*Task requirements*
Omit every picture while repeating the entries exactly.

*Given records*
□ □ □ □ □

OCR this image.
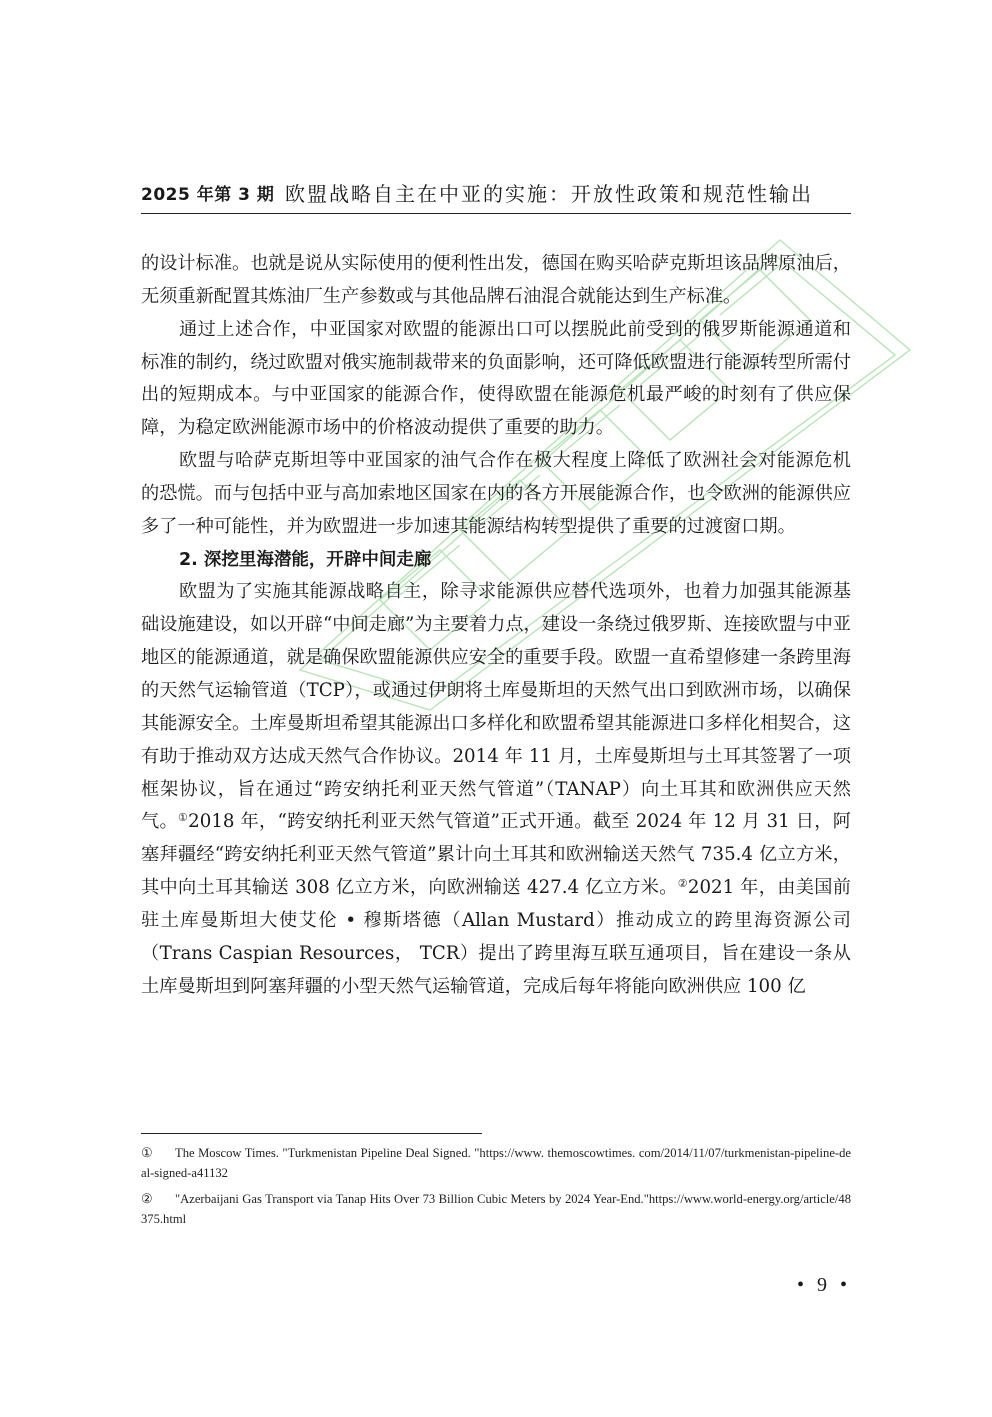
2025 年第 3 期 欧盟战略自主在中亚的实施：开放性政策和规范性输出

的设计标准。也就是说从实际使用的便利性出发，德国在购买哈萨克斯坦该品牌原油后，无须重新配置其炼油厂生产参数或与其他品牌石油混合就能达到生产标准。

通过上述合作，中亚国家对欧盟的能源出口可以摆脱此前受到的俄罗斯能源通道和标准的制约，绕过欧盟对俄实施制裁带来的负面影响，还可降低欧盟进行能源转型所需付出的短期成本。与中亚国家的能源合作，使得欧盟在能源危机最严峻的时刻有了供应保障，为稳定欧洲能源市场中的价格波动提供了重要的助力。

欧盟与哈萨克斯坦等中亚国家的油气合作在极大程度上降低了欧洲社会对能源危机的恐慌。而与包括中亚与高加索地区国家在内的各方开展能源合作，也令欧洲的能源供应多了一种可能性，并为欧盟进一步加速其能源结构转型提供了重要的过渡窗口期。

2. 深挖里海潜能，开辟中间走廊

欧盟为了实施其能源战略自主，除寻求能源供应替代选项外，也着力加强其能源基础设施建设，如以开辟“中间走廊”为主要着力点，建设一条绕过俄罗斯、连接欧盟与中亚地区的能源通道，就是确保欧盟能源供应安全的重要手段。欧盟一直希望修建一条跨里海的天然气运输管道（TCP），或通过伊朗将土库曼斯坦的天然气出口到欧洲市场，以确保其能源安全。土库曼斯坦希望其能源出口多样化和欧盟希望其能源进口多样化相契合，这有助于推动双方达成天然气合作协议。2014 年 11 月，土库曼斯坦与土耳其签署了一项框架协议，旨在通过“跨安纳托利亚天然气管道”（TANAP）向土耳其和欧洲供应天然气。①2018 年，“跨安纳托利亚天然气管道”正式开通。截至 2024 年 12 月 31 日，阿塞拜疆经“跨安纳托利亚天然气管道”累计向土耳其和欧洲输送天然气 735.4 亿立方米，其中向土耳其输送 308 亿立方米，向欧洲输送 427.4 亿立方米。②2021 年，由美国前驻土库曼斯坦大使艾伦 • 穆斯塔德（Allan Mustard）推动成立的跨里海资源公司（Trans Caspian Resources， TCR）提出了跨里海互联互通项目，旨在建设一条从土库曼斯坦到阿塞拜疆的小型天然气运输管道，完成后每年将能向欧洲供应 100 亿

① The Moscow Times. "Turkmenistan Pipeline Deal Signed. "https://www. themoscowtimes. com/2014/11/07/turkmenistan-pipeline-deal-signed-a41132

② "Azerbaijani Gas Transport via Tanap Hits Over 73 Billion Cubic Meters by 2024 Year-End."https://www.world-energy.org/article/48375.html

• 9 •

□ □ □ □ □

*Written answer*
OCR this image.
2025 年第 3 期 欧盟战略自主在中亚的实施：开放性政策和规范性输出

的设计标准。也就是说从实际使用的便利性出发，德国在购买哈萨克斯坦该品牌原油后，无须重新配置其炼油厂生产参数或与其他品牌石油混合就能达到生产标准。

通过上述合作，中亚国家对欧盟的能源出口可以摆脱此前受到的俄罗斯能源通道和标准的制约，绕过欧盟对俄实施制裁带来的负面影响，还可降低欧盟进行能源转型所需付出的短期成本。与中亚国家的能源合作，使得欧盟在能源危机最严峻的时刻有了供应保障，为稳定欧洲能源市场中的价格波动提供了重要的助力。

欧盟与哈萨克斯坦等中亚国家的油气合作在极大程度上降低了欧洲社会对能源危机的恐慌。而与包括中亚与高加索地区国家在内的各方开展能源合作，也令欧洲的能源供应多了一种可能性，并为欧盟进一步加速其能源结构转型提供了重要的过渡窗口期。

2. 深挖里海潜能，开辟中间走廊

欧盟为了实施其能源战略自主，除寻求能源供应替代选项外，也着力加强其能源基础设施建设，如以开辟“中间走廊”为主要着力点，建设一条绕过俄罗斯、连接欧盟与中亚地区的能源通道，就是确保欧盟能源供应安全的重要手段。欧盟一直希望修建一条跨里海的天然气运输管道（TCP），或通过伊朗将土库曼斯坦的天然气出口到欧洲市场，以确保其能源安全。土库曼斯坦希望其能源出口多样化和欧盟希望其能源进口多样化相契合，这有助于推动双方达成天然气合作协议。2014 年 11 月，土库曼斯坦与土耳其签署了一项框架协议，旨在通过“跨安纳托利亚天然气管道”（TANAP）向土耳其和欧洲供应天然气。①2018 年，“跨安纳托利亚天然气管道”正式开通。截至 2024 年 12 月 31 日，阿塞拜疆经“跨安纳托利亚天然气管道”累计向土耳其和欧洲输送天然气 735.4 亿立方米，其中向土耳其输送 308 亿立方米，向欧洲输送 427.4 亿立方米。②2021 年，由美国前驻土库曼斯坦大使艾伦 • 穆斯塔德（Allan Mustard）推动成立的跨里海资源公司（Trans Caspian Resources， TCR）提出了跨里海互联互通项目，旨在建设一条从土库曼斯坦到阿塞拜疆的小型天然气运输管道，完成后每年将能向欧洲供应 100 亿

① The Moscow Times. "Turkmenistan Pipeline Deal Signed. "https://www. themoscowtimes. com/2014/11/07/turkmenistan-pipeline-deal-signed-a41132

② "Azerbaijani Gas Transport via Tanap Hits Over 73 Billion Cubic Meters by 2024 Year-End."https://www.world-energy.org/article/48375.html

• 9 •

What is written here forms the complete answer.